What the task asks:
Collect from the data below each line with "Read".

Recorded information:
-.-.-

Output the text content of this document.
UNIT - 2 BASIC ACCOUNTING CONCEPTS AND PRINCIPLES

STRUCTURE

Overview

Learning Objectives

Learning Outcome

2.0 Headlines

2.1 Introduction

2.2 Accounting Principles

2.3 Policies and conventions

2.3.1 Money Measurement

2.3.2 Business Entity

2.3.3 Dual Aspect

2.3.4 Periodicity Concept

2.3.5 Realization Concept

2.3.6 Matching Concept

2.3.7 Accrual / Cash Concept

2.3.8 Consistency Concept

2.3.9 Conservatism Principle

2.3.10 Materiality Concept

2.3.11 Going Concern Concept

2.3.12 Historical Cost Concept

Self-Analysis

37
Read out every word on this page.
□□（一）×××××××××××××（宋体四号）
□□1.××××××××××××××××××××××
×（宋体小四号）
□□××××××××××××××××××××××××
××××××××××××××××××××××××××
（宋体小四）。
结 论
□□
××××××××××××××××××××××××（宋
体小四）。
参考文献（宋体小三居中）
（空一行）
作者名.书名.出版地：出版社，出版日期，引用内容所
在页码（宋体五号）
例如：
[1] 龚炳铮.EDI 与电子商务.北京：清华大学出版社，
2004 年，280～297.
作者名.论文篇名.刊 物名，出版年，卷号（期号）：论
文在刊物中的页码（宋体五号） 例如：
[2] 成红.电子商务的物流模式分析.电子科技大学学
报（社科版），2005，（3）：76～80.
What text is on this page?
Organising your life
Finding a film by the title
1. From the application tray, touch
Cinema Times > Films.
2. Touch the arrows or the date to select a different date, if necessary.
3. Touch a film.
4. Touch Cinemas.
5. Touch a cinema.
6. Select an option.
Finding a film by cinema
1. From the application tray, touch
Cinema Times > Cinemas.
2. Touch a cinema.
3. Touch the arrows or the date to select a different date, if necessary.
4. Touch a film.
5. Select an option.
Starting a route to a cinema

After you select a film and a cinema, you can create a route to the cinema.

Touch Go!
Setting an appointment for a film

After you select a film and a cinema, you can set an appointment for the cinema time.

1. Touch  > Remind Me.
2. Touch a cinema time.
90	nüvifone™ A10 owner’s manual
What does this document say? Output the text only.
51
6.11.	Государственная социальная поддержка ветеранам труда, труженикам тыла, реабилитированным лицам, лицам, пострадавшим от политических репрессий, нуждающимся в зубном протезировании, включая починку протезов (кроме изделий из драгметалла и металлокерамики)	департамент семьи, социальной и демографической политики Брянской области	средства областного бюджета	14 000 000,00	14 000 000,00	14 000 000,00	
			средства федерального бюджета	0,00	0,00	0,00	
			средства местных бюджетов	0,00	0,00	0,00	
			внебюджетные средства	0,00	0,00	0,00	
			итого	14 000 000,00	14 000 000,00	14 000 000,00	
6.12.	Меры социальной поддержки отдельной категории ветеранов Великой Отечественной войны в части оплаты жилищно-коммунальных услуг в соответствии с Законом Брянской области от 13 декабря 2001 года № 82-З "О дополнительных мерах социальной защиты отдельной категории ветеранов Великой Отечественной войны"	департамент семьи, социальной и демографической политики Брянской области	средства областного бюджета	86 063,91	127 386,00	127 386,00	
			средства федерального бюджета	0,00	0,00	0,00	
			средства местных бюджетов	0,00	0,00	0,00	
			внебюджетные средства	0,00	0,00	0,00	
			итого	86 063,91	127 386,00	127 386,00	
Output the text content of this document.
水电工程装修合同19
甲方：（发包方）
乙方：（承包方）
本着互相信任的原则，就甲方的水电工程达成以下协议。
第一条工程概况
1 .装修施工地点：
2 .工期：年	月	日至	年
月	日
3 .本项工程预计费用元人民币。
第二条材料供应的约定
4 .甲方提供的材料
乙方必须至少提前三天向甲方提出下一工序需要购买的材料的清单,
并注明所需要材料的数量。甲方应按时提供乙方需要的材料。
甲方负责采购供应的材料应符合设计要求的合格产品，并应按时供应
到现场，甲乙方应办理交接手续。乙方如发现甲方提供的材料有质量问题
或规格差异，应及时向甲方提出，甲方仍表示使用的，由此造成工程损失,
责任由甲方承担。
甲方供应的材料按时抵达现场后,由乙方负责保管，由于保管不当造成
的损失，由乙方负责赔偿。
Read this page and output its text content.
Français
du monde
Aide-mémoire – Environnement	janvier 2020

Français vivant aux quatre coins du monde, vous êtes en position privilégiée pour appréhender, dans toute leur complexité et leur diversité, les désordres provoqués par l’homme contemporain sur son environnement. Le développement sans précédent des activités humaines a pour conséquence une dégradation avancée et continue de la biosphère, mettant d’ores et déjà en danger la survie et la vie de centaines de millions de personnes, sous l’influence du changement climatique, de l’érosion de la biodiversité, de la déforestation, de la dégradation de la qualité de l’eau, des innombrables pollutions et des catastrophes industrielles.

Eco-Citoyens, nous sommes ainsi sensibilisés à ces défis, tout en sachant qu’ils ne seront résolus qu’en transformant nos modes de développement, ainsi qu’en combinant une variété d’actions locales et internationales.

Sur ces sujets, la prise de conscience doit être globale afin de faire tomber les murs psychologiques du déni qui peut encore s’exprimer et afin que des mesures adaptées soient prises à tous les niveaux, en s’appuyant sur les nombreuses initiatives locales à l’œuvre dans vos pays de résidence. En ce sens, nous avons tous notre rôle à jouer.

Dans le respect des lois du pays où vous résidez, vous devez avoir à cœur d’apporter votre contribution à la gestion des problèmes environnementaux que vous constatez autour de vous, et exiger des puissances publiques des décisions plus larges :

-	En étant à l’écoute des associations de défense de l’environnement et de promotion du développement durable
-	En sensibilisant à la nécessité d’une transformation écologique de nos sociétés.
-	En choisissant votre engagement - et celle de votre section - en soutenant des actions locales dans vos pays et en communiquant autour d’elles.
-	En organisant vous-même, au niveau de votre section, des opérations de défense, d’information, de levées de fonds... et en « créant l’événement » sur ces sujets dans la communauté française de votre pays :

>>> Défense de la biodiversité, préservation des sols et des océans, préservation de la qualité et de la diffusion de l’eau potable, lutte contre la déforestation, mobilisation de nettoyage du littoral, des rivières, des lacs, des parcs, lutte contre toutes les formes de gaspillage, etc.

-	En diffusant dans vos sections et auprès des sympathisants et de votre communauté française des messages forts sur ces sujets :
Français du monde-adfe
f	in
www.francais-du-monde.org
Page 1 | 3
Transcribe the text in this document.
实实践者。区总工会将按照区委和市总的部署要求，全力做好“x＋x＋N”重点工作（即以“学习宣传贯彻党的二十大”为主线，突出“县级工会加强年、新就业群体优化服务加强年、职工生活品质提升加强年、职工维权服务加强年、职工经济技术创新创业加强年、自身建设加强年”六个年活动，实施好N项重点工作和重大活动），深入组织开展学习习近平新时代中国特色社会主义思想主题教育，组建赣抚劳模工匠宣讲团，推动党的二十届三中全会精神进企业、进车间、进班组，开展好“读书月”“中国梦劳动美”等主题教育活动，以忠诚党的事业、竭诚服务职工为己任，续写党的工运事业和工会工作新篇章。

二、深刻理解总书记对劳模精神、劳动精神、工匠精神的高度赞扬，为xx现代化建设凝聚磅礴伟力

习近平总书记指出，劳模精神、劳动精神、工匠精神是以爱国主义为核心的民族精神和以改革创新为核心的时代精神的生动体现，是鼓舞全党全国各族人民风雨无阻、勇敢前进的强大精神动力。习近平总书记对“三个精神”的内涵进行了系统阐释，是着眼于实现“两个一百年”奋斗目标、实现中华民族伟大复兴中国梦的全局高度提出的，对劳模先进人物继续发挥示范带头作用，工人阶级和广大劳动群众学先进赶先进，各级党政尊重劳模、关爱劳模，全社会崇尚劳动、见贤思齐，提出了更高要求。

-.-.-

Full response:
Read out every word on this page.
Read this page and output its text content.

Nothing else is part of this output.